→ Task statement
Please quote the material exactly, every line of it.

↓

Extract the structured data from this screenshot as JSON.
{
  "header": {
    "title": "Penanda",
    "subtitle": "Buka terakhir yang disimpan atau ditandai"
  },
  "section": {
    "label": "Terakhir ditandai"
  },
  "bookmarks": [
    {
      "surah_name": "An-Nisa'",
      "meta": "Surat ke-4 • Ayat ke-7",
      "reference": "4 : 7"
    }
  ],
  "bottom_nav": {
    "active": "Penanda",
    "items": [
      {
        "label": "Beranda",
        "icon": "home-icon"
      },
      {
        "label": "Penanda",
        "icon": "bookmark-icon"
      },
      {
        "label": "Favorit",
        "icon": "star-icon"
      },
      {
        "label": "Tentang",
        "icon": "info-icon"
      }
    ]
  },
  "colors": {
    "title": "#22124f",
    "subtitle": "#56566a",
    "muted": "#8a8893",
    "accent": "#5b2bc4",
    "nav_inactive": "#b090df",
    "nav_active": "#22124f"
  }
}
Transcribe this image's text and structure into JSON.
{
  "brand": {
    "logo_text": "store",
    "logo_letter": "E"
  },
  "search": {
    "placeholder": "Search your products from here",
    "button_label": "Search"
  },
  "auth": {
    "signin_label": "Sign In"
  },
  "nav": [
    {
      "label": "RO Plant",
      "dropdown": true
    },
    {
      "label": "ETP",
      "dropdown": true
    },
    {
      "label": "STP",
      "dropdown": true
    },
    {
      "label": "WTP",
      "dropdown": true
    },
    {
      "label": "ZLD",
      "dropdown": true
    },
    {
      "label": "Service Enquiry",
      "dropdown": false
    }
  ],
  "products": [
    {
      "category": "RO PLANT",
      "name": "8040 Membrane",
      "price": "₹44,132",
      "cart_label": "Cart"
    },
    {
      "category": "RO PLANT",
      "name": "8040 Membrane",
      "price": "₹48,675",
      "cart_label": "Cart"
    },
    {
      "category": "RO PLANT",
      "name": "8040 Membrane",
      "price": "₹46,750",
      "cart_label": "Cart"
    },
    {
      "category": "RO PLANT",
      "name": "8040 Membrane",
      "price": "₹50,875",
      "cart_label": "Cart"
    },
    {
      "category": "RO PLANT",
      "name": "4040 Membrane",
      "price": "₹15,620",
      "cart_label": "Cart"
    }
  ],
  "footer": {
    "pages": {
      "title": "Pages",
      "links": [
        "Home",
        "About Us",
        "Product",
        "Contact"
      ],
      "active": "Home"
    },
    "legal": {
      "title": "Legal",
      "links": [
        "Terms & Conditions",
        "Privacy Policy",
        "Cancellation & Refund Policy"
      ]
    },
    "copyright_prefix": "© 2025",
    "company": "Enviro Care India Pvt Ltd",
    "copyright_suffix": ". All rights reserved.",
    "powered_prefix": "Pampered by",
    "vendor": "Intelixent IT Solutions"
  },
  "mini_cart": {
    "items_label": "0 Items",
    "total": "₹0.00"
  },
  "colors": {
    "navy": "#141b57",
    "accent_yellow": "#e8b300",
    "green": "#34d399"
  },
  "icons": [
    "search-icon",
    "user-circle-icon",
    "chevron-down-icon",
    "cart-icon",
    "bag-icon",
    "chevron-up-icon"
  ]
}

↑

→ Reply to the exercise
Extract the structured data from this screenshot as JSON.
{
  "header": {
    "title": "Penanda",
    "subtitle": "Buka terakhir yang disimpan atau ditandai"
  },
  "section": {
    "label": "Terakhir ditandai"
  },
  "bookmarks": [
    {
      "surah_name": "An-Nisa'",
      "meta": "Surat ke-4 • Ayat ke-7",
      "reference": "4 : 7"
    }
  ],
  "bottom_nav": {
    "active": "Penanda",
    "items": [
      {
        "label": "Beranda",
        "icon": "home-icon"
      },
      {
        "label": "Penanda",
        "icon": "bookmark-icon"
      },
      {
        "label": "Favorit",
        "icon": "star-icon"
      },
      {
        "label": "Tentang",
        "icon": "info-icon"
      }
    ]
  },
  "colors": {
    "title": "#22124f",
    "subtitle": "#56566a",
    "muted": "#8a8893",
    "accent": "#5b2bc4",
    "nav_inactive": "#b090df",
    "nav_active": "#22124f"
  }
}
Transcribe this image's text and structure into JSON.
{
  "brand": {
    "logo_text": "store",
    "logo_letter": "E"
  },
  "search": {
    "placeholder": "Search your products from here",
    "button_label": "Search"
  },
  "auth": {
    "signin_label": "Sign In"
  },
  "nav": [
    {
      "label": "RO Plant",
      "dropdown": true
    },
    {
      "label": "ETP",
      "dropdown": true
    },
    {
      "label": "STP",
      "dropdown": true
    },
    {
      "label": "WTP",
      "dropdown": true
    },
    {
      "label": "ZLD",
      "dropdown": true
    },
    {
      "label": "Service Enquiry",
      "dropdown": false
    }
  ],
  "products": [
    {
      "category": "RO PLANT",
      "name": "8040 Membrane",
      "price": "₹44,132",
      "cart_label": "Cart"
    },
    {
      "category": "RO PLANT",
      "name": "8040 Membrane",
      "price": "₹48,675",
      "cart_label": "Cart"
    },
    {
      "category": "RO PLANT",
      "name": "8040 Membrane",
      "price": "₹46,750",
      "cart_label": "Cart"
    },
    {
      "category": "RO PLANT",
      "name": "8040 Membrane",
      "price": "₹50,875",
      "cart_label": "Cart"
    },
    {
      "category": "RO PLANT",
      "name": "4040 Membrane",
      "price": "₹15,620",
      "cart_label": "Cart"
    }
  ],
  "footer": {
    "pages": {
      "title": "Pages",
      "links": [
        "Home",
        "About Us",
        "Product",
        "Contact"
      ],
      "active": "Home"
    },
    "legal": {
      "title": "Legal",
      "links": [
        "Terms & Conditions",
        "Privacy Policy",
        "Cancellation & Refund Policy"
      ]
    },
    "copyright_prefix": "© 2025",
    "company": "Enviro Care India Pvt Ltd",
    "copyright_suffix": ". All rights reserved.",
    "powered_prefix": "Pampered by",
    "vendor": "Intelixent IT Solutions"
  },
  "mini_cart": {
    "items_label": "0 Items",
    "total": "₹0.00"
  },
  "colors": {
    "navy": "#141b57",
    "accent_yellow": "#e8b300",
    "green": "#34d399"
  },
  "icons": [
    "search-icon",
    "user-circle-icon",
    "chevron-down-icon",
    "cart-icon",
    "bag-icon",
    "chevron-up-icon"
  ]
}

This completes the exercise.